◆ **Challenge**
Show, in full, each line of the data that contains "George".

[Data extracted from a collection]

--

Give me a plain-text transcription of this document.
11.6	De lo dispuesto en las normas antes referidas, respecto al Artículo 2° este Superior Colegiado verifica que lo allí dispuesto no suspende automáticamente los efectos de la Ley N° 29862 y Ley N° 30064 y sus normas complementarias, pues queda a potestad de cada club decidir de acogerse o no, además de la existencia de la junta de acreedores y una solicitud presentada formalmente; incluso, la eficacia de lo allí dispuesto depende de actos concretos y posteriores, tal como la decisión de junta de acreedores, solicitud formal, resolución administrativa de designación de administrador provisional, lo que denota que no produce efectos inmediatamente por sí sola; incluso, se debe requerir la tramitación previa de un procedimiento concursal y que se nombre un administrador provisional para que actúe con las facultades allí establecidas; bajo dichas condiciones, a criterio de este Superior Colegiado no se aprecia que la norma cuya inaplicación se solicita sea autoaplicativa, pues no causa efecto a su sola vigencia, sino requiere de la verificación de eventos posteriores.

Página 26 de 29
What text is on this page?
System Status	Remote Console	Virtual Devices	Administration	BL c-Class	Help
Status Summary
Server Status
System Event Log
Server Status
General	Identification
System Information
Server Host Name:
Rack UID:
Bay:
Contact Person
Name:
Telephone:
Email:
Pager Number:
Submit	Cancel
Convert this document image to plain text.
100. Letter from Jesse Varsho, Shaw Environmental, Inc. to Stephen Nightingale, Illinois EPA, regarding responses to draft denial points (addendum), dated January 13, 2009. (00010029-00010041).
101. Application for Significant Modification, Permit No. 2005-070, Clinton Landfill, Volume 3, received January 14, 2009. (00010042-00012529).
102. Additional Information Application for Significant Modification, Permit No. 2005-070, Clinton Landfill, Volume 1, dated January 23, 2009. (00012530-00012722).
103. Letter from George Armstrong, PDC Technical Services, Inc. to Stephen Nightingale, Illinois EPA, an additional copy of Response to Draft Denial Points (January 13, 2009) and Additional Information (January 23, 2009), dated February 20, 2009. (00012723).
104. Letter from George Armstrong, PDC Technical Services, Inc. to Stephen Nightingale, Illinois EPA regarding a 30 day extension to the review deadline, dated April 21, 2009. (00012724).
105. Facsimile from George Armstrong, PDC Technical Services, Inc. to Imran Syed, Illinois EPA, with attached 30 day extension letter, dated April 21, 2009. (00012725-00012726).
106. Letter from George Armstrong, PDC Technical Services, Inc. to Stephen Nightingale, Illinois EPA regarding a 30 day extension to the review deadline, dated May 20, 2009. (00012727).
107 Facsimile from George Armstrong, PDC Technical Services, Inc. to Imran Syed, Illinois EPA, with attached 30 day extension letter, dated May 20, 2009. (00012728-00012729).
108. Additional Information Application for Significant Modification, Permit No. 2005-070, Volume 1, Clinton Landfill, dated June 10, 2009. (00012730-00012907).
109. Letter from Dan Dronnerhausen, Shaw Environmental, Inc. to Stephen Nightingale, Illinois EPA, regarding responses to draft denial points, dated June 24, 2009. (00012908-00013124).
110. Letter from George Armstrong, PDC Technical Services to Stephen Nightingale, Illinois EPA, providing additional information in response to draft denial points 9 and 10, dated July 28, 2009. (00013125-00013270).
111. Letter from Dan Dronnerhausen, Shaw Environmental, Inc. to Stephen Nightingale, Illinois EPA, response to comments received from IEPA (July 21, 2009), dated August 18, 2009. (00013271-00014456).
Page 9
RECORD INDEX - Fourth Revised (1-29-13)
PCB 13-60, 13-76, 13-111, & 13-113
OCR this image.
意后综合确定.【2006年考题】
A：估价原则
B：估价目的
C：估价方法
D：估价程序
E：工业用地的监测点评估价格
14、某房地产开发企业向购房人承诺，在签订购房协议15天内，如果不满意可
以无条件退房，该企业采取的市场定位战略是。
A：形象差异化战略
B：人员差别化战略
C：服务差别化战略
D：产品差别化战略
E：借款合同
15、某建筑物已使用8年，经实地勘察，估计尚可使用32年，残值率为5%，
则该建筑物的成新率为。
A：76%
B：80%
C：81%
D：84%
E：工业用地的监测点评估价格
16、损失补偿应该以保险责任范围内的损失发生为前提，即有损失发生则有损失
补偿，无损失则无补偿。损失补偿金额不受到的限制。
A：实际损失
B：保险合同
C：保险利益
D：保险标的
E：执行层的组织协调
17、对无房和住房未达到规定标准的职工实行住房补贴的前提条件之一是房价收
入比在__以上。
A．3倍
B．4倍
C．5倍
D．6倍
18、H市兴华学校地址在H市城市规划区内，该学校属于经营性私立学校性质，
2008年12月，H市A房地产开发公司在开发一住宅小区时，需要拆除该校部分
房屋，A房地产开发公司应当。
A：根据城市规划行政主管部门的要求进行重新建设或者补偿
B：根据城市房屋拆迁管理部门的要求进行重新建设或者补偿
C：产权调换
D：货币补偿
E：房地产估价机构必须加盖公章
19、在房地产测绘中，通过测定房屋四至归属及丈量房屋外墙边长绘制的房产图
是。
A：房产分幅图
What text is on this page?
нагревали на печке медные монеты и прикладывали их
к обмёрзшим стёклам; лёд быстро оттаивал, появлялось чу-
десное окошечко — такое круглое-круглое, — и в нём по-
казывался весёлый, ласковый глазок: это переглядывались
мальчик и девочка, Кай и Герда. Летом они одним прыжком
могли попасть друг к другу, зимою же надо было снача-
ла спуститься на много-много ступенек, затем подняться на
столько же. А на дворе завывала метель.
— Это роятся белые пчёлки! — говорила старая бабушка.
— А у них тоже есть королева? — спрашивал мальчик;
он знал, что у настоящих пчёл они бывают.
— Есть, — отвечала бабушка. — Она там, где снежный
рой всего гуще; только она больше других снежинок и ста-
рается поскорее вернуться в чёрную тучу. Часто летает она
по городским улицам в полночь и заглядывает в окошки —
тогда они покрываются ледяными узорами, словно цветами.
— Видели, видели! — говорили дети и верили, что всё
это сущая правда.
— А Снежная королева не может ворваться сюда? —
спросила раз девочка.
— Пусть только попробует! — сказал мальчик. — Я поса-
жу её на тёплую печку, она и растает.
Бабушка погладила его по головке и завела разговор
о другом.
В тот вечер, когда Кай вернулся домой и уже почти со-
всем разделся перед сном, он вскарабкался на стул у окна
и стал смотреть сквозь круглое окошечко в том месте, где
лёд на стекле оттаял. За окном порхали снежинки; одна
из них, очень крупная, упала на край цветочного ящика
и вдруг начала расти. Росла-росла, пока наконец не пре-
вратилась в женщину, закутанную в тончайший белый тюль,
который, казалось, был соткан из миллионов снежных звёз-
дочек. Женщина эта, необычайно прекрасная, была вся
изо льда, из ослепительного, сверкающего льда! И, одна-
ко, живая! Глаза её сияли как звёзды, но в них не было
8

--

◆ **Final result**
103. Letter from George Armstrong, PDC Technical Services, Inc. to Stephen Nightingale, Illinois EPA, an additional copy of Response to Draft Denial Points (January 13, 2009) and Additional Information (January 23, 2009), dated February 20, 2009. (00012723).
104. Letter from George Armstrong, PDC Technical Services, Inc. to Stephen Nightingale, Illinois EPA regarding a 30 day extension to the review deadline, dated April 21, 2009. (00012724).
105. Facsimile from George Armstrong, PDC Technical Services, Inc. to Imran Syed, Illinois EPA, with attached 30 day extension letter, dated April 21, 2009. (00012725-00012726).
106. Letter from George Armstrong, PDC Technical Services, Inc. to Stephen Nightingale, Illinois EPA regarding a 30 day extension to the review deadline, dated May 20, 2009. (00012727).
107 Facsimile from George Armstrong, PDC Technical Services, Inc. to Imran Syed, Illinois EPA, with attached 30 day extension letter, dated May 20, 2009. (00012728-00012729).
110. Letter from George Armstrong, PDC Technical Services to Stephen Nightingale, Illinois EPA, providing additional information in response to draft denial points 9 and 10, dated July 28, 2009. (00013125-00013270).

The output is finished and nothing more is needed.